[Data items]
..........
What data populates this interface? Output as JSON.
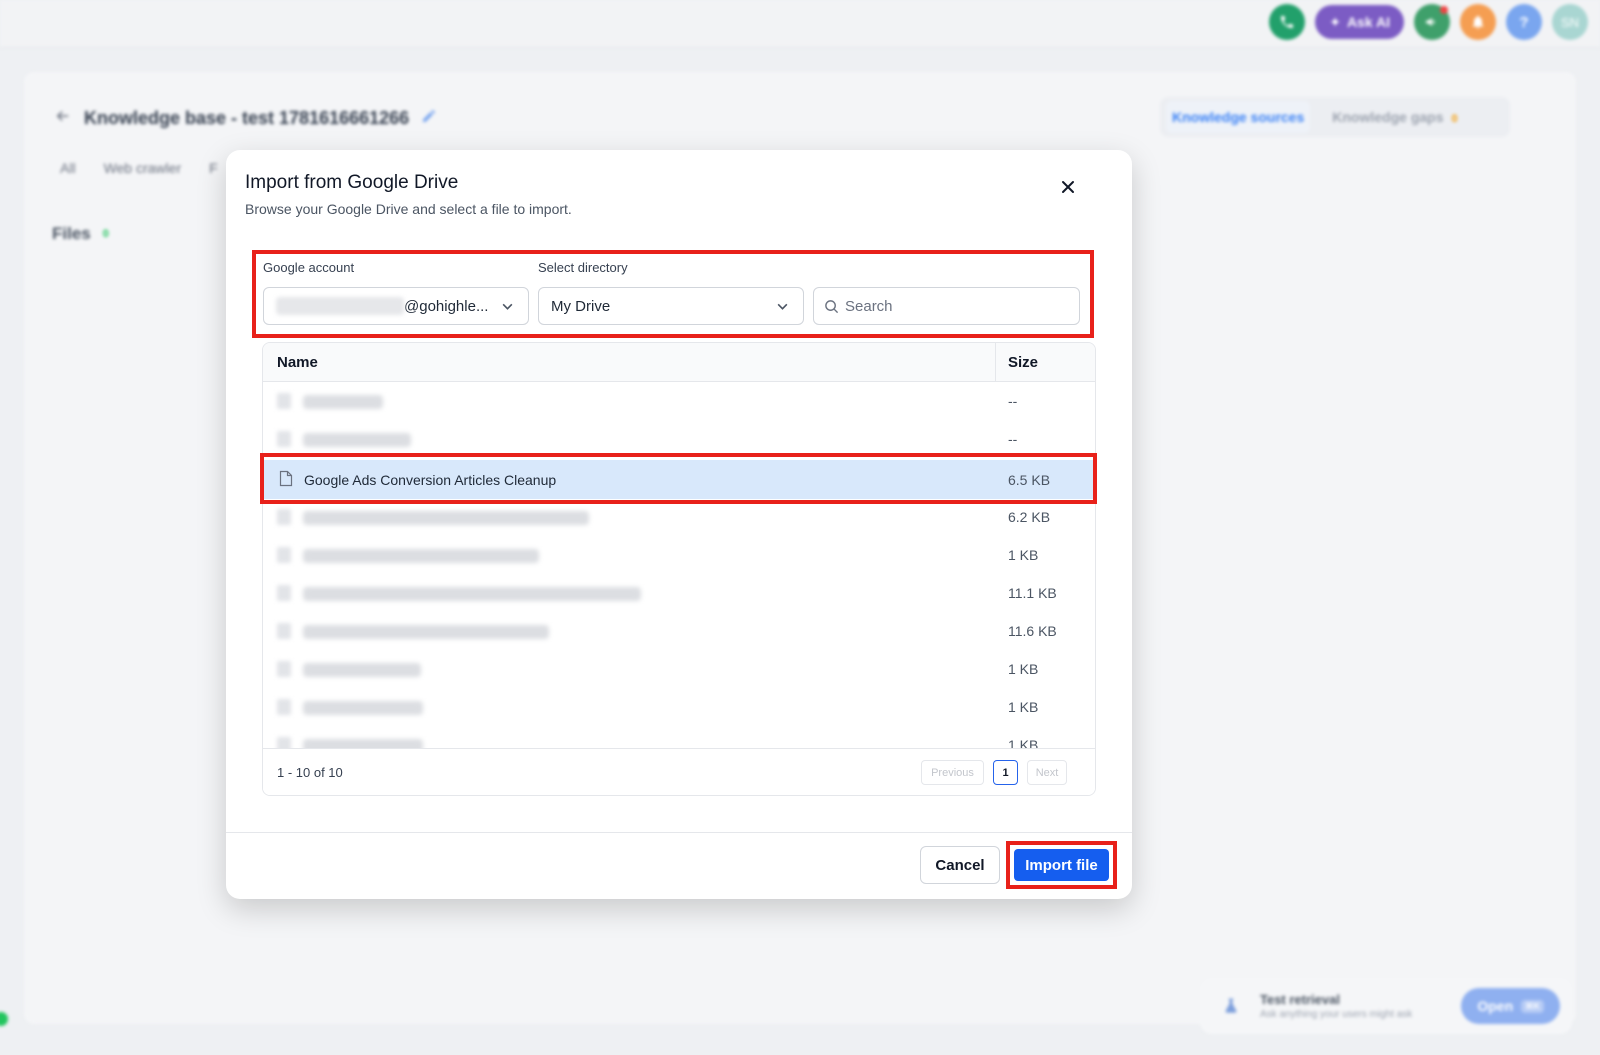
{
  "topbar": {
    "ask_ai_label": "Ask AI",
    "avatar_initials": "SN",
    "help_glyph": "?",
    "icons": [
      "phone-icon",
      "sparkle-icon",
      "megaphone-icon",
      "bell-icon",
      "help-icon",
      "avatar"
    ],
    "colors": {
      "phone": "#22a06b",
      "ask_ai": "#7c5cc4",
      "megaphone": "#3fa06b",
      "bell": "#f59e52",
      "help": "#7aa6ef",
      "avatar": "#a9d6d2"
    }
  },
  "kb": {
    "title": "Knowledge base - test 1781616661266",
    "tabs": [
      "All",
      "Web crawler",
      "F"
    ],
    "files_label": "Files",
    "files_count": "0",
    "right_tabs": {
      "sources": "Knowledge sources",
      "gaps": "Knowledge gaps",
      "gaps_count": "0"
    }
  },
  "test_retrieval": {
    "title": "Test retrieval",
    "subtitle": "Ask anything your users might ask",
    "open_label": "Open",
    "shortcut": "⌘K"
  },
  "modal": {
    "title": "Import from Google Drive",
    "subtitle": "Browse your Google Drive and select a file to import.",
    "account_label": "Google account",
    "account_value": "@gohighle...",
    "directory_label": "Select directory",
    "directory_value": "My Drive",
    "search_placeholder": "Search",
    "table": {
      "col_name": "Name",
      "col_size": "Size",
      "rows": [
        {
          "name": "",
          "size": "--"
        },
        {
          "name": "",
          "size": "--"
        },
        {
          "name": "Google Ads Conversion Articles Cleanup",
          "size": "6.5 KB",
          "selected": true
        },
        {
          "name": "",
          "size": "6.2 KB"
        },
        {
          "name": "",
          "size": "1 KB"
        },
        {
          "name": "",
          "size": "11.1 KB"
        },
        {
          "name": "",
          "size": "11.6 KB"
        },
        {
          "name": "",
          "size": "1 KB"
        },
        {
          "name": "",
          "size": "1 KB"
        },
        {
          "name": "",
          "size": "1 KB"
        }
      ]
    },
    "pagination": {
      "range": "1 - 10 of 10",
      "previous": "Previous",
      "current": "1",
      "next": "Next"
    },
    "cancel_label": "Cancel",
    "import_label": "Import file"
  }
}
..........
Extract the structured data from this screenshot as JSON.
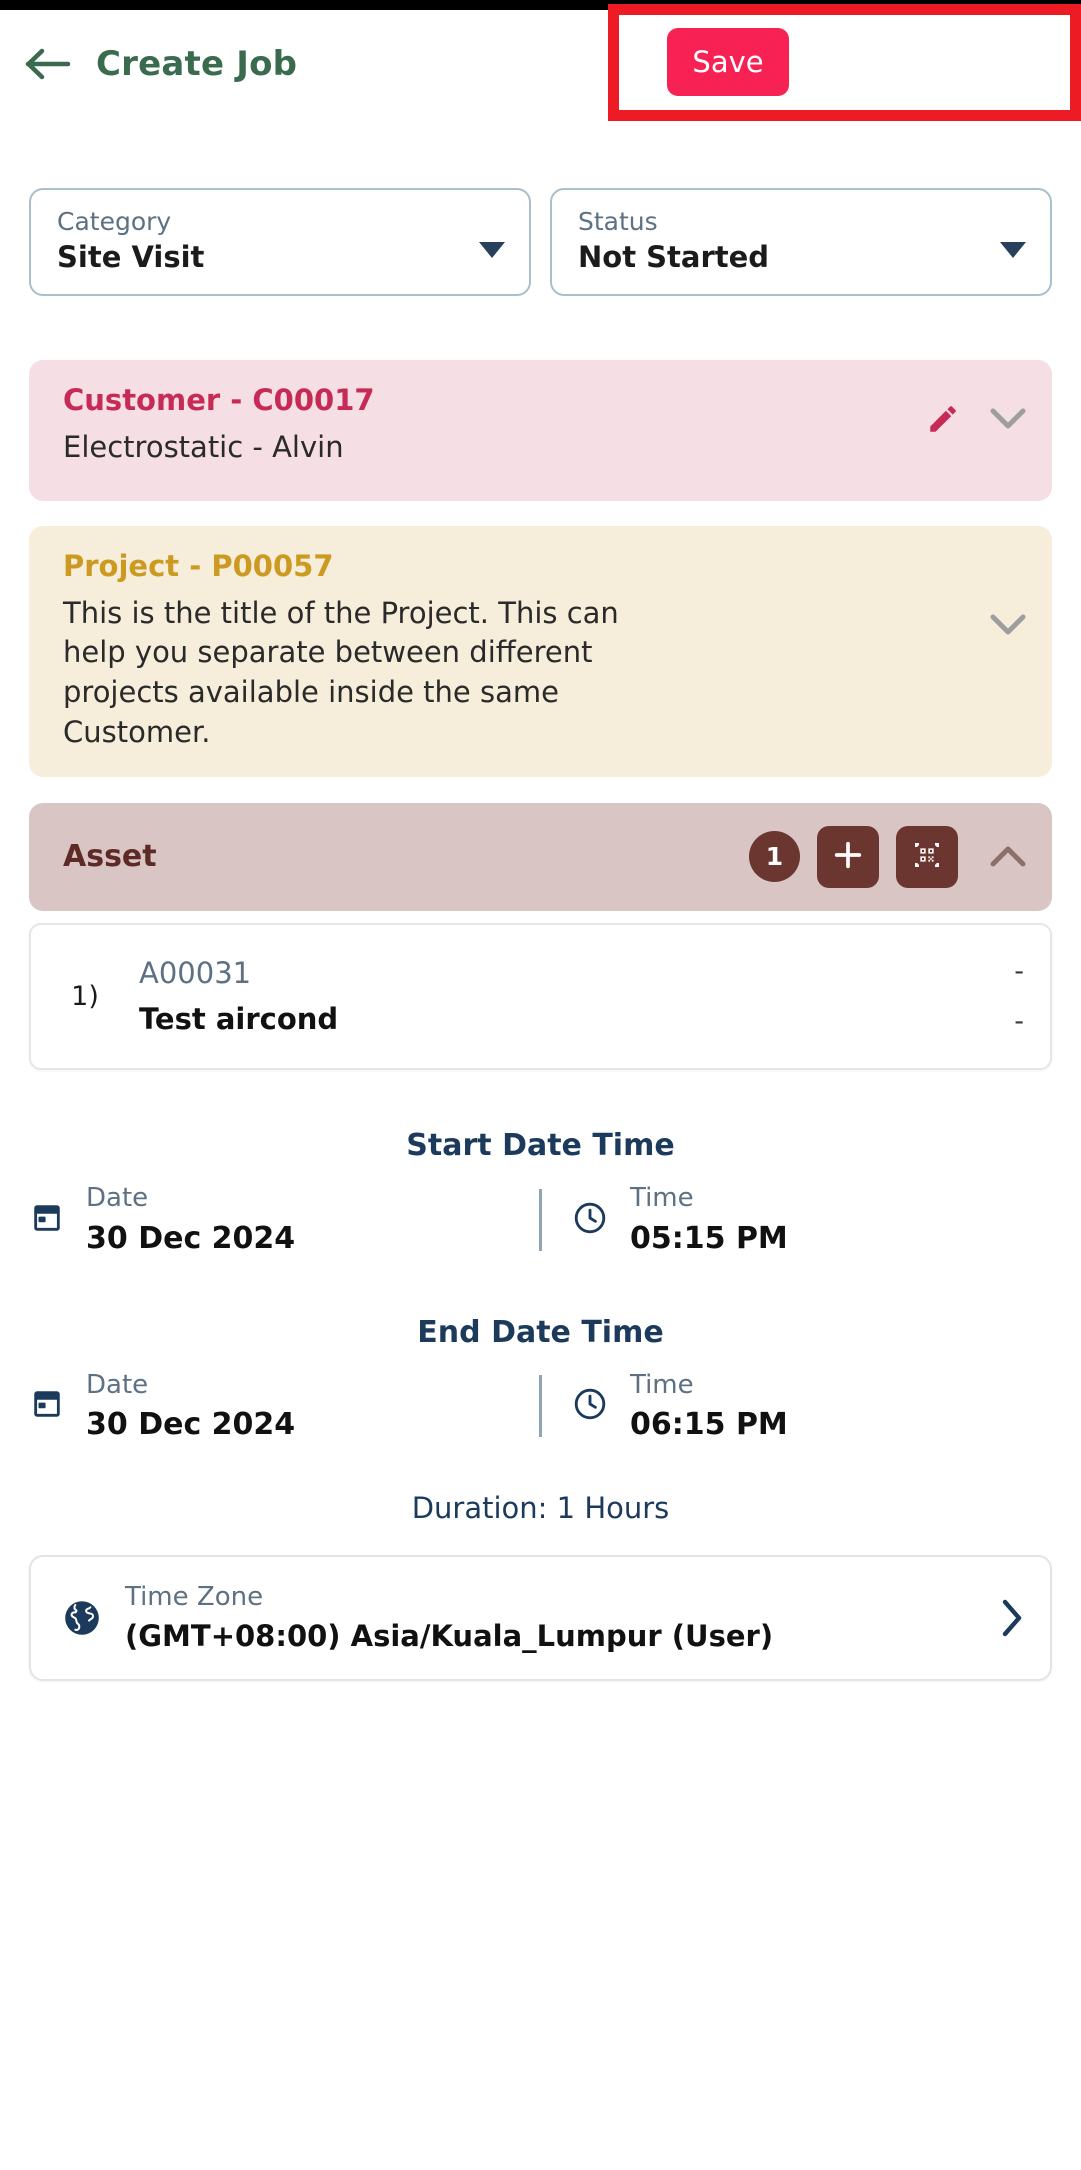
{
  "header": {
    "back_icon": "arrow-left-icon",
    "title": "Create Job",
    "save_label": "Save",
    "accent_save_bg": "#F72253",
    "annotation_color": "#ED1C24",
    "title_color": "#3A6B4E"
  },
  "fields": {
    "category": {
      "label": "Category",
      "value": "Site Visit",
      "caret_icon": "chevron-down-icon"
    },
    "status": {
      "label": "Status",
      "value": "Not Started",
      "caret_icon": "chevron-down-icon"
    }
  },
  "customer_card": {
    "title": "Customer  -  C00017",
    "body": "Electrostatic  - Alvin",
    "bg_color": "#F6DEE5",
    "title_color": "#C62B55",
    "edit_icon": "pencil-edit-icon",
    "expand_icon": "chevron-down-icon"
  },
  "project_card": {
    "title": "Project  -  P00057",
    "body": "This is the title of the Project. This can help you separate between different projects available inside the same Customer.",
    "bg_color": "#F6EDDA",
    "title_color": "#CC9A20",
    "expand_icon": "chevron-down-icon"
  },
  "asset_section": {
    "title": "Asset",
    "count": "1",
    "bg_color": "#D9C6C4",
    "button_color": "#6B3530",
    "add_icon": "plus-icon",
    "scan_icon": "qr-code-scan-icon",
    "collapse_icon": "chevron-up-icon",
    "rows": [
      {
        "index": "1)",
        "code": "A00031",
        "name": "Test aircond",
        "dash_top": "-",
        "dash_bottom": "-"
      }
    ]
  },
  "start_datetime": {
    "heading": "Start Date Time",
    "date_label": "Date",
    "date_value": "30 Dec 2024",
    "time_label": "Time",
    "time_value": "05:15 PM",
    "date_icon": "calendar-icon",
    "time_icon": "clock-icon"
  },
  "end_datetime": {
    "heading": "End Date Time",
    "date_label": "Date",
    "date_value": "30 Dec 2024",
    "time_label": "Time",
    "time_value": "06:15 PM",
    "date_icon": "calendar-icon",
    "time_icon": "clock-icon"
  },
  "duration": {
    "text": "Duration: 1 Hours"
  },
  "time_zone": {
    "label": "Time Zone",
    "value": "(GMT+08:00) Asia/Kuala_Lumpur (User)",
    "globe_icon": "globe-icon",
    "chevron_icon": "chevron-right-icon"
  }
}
..........
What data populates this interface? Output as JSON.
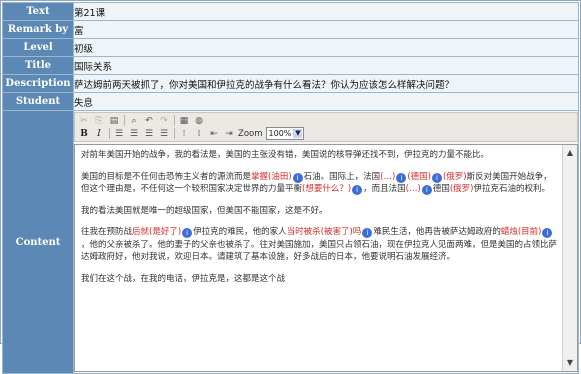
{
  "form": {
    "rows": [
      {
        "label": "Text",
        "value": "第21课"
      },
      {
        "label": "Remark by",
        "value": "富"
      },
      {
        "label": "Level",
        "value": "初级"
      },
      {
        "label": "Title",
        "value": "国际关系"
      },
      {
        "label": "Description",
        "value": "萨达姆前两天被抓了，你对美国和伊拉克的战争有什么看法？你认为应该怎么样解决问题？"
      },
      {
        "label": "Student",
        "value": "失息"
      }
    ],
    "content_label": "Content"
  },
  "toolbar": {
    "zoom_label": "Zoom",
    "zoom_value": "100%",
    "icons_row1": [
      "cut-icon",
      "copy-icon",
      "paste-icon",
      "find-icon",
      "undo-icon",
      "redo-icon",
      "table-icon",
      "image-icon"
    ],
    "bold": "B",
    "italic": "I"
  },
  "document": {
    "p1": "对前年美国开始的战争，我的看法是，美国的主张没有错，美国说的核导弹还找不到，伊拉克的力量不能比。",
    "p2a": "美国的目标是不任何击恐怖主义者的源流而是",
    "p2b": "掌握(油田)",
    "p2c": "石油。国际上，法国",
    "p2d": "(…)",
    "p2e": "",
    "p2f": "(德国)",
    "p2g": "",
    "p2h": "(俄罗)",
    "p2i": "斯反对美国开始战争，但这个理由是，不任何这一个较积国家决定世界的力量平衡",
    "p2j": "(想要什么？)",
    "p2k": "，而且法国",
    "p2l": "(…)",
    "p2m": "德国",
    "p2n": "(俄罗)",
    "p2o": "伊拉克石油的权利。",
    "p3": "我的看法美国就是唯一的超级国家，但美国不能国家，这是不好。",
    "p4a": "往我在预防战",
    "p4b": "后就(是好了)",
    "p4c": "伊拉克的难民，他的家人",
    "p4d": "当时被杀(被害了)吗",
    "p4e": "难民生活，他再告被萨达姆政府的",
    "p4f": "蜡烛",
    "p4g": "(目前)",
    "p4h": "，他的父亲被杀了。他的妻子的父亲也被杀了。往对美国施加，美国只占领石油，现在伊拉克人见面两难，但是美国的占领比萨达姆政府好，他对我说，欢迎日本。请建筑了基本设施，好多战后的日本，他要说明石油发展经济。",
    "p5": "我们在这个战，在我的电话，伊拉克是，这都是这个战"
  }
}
..........
The request
Copy all lines of the listing above that contain the string "code".

The solution
    "scan_icon": "qr-code-scan-icon",
        "code": "A00031",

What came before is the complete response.